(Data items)

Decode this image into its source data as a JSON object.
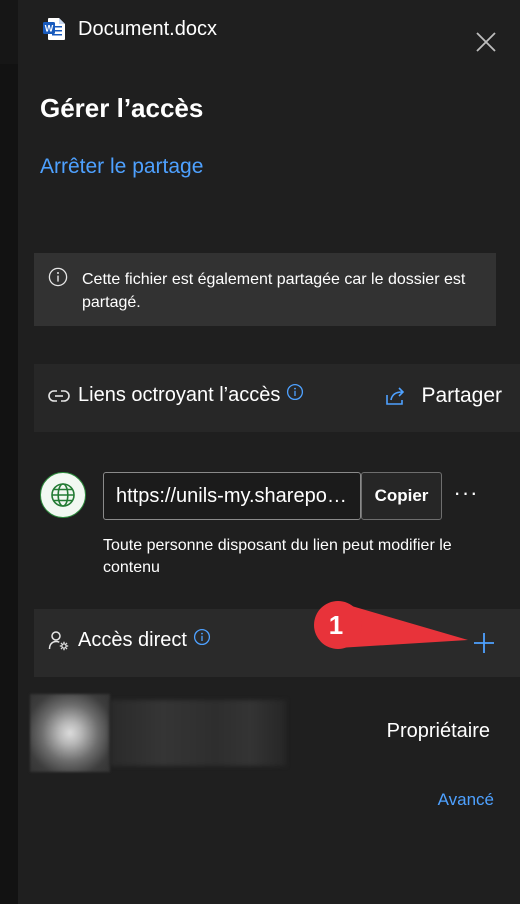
{
  "window": {
    "title": "Document.docx",
    "close_icon": "close-icon"
  },
  "dialog": {
    "heading": "Gérer l’accès",
    "stop_sharing_link": "Arrêter le partage"
  },
  "info_banner": {
    "text": "Cette fichier est également partagée car le dossier est partagé."
  },
  "links_section": {
    "label": "Liens octroyant l’accès",
    "share_label": "Partager"
  },
  "link": {
    "url": "https://unils-my.sharepoint.com/...",
    "copy_label": "Copier",
    "more_label": "···",
    "description": "Toute personne disposant du lien peut modifier le contenu"
  },
  "direct_access": {
    "label": "Accès direct"
  },
  "annotation": {
    "number": "1"
  },
  "user": {
    "role": "Propriétaire"
  },
  "footer": {
    "advanced_link": "Avancé"
  },
  "colors": {
    "accent": "#4ea1ff",
    "background": "#1f1f1f",
    "callout": "#e8333a",
    "word_blue": "#185abd"
  }
}
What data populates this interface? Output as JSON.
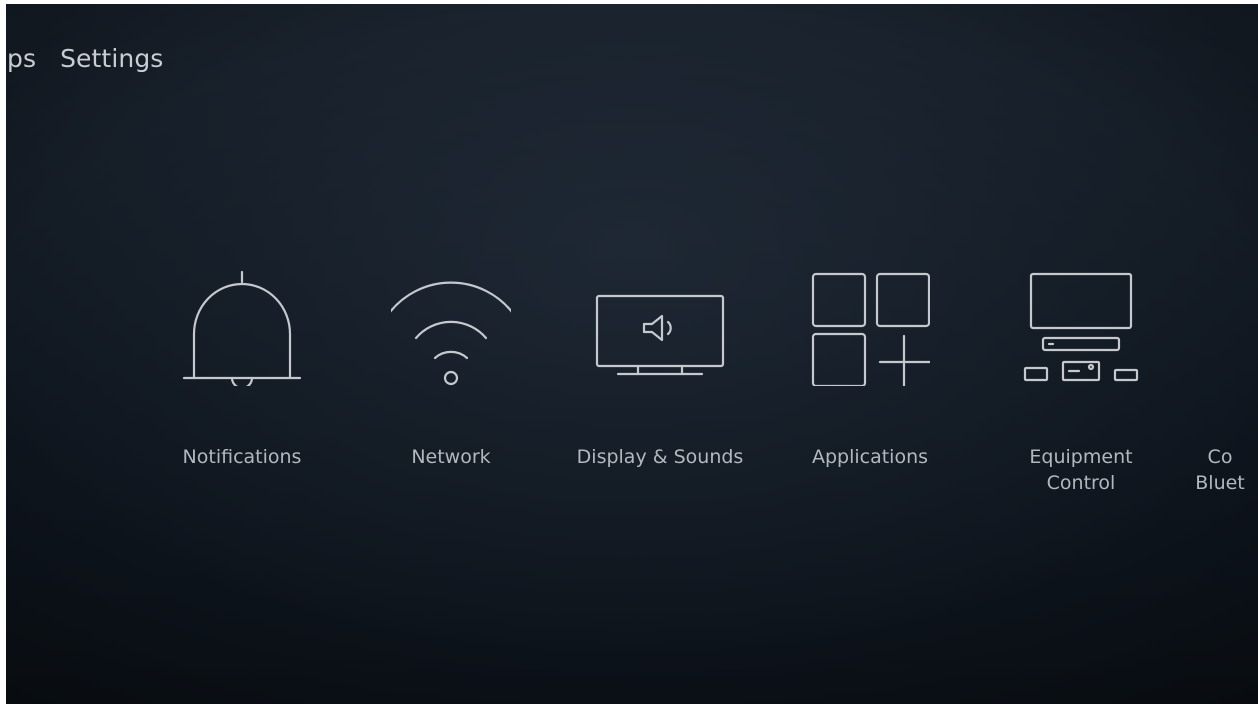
{
  "nav": {
    "items": [
      {
        "label": "pps"
      },
      {
        "label": "Settings"
      }
    ]
  },
  "settings": {
    "items": [
      {
        "label": "Notifications",
        "icon": "bell-icon"
      },
      {
        "label": "Network",
        "icon": "wifi-icon"
      },
      {
        "label": "Display & Sounds",
        "icon": "tv-speaker-icon"
      },
      {
        "label": "Applications",
        "icon": "apps-grid-icon"
      },
      {
        "label_line1": "Equipment",
        "label_line2": "Control",
        "icon": "equipment-icon"
      },
      {
        "label_line1": "Co",
        "label_line2": "Bluet",
        "icon": "controllers-bluetooth-icon"
      }
    ]
  },
  "colors": {
    "background": "#111922",
    "text_primary": "#c9cdd1",
    "text_secondary": "#b3b8bd",
    "icon_stroke": "#c5c9cd"
  }
}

- WRITTEN TASK -
Strip out the images, then output the records above word for word.

- EXERCISE RESPONSE -
Decode this image into its source data as a JSON object.
{
  "window": {
    "title": "Document.docx",
    "close_icon": "close-icon"
  },
  "dialog": {
    "heading": "Gérer l’accès",
    "stop_sharing_link": "Arrêter le partage"
  },
  "info_banner": {
    "text": "Cette fichier est également partagée car le dossier est partagé."
  },
  "links_section": {
    "label": "Liens octroyant l’accès",
    "share_label": "Partager"
  },
  "link": {
    "url": "https://unils-my.sharepoint.com/...",
    "copy_label": "Copier",
    "more_label": "···",
    "description": "Toute personne disposant du lien peut modifier le contenu"
  },
  "direct_access": {
    "label": "Accès direct"
  },
  "annotation": {
    "number": "1"
  },
  "user": {
    "role": "Propriétaire"
  },
  "footer": {
    "advanced_link": "Avancé"
  },
  "colors": {
    "accent": "#4ea1ff",
    "background": "#1f1f1f",
    "callout": "#e8333a",
    "word_blue": "#185abd"
  }
}
What data populates this interface? Output as JSON.
{
  "nav": {
    "items": [
      {
        "label": "pps"
      },
      {
        "label": "Settings"
      }
    ]
  },
  "settings": {
    "items": [
      {
        "label": "Notifications",
        "icon": "bell-icon"
      },
      {
        "label": "Network",
        "icon": "wifi-icon"
      },
      {
        "label": "Display & Sounds",
        "icon": "tv-speaker-icon"
      },
      {
        "label": "Applications",
        "icon": "apps-grid-icon"
      },
      {
        "label_line1": "Equipment",
        "label_line2": "Control",
        "icon": "equipment-icon"
      },
      {
        "label_line1": "Co",
        "label_line2": "Bluet",
        "icon": "controllers-bluetooth-icon"
      }
    ]
  },
  "colors": {
    "background": "#111922",
    "text_primary": "#c9cdd1",
    "text_secondary": "#b3b8bd",
    "icon_stroke": "#c5c9cd"
  }
}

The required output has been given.